→ **Challenge**:
Copy whichever lines contain the string "Специалист".

→ **Data shown**:
━━━━━━━━━━━━━━━━━━━━

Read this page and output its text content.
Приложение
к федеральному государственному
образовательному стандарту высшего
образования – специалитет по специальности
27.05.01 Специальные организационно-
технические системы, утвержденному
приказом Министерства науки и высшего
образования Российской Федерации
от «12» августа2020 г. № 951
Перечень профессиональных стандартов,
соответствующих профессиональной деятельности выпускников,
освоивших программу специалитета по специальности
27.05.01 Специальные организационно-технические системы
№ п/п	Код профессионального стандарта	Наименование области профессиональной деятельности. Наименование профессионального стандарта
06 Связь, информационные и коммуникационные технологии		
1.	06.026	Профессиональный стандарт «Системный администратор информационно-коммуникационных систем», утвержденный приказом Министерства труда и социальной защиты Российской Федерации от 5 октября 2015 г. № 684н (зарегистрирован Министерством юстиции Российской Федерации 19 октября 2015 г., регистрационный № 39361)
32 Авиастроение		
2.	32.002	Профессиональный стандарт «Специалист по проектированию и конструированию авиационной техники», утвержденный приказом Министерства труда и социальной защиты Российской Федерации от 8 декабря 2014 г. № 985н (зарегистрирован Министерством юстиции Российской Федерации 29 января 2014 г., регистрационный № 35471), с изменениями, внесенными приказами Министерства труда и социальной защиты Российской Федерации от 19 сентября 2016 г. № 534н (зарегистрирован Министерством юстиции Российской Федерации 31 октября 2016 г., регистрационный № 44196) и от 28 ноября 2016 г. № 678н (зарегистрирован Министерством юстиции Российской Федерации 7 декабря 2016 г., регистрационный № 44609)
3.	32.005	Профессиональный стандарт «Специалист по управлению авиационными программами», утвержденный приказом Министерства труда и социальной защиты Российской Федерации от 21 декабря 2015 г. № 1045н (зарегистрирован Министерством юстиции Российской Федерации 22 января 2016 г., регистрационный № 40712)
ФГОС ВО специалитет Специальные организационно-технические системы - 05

━━━━━━━━━━━━━━━━━━━━

→ **Response**:
2.	32.002	Профессиональный стандарт «Специалист по проектированию и конструированию авиационной техники», утвержденный приказом Министерства труда и социальной защиты Российской Федерации от 8 декабря 2014 г. № 985н (зарегистрирован Министерством юстиции Российской Федерации 29 января 2014 г., регистрационный № 35471), с изменениями, внесенными приказами Министерства труда и социальной защиты Российской Федерации от 19 сентября 2016 г. № 534н (зарегистрирован Министерством юстиции Российской Федерации 31 октября 2016 г., регистрационный № 44196) и от 28 ноября 2016 г. № 678н (зарегистрирован Министерством юстиции Российской Федерации 7 декабря 2016 г., регистрационный № 44609)
3.	32.005	Профессиональный стандарт «Специалист по управлению авиационными программами», утвержденный приказом Министерства труда и социальной защиты Российской Федерации от 21 декабря 2015 г. № 1045н (зарегистрирован Министерством юстиции Российской Федерации 22 января 2016 г., регистрационный № 40712)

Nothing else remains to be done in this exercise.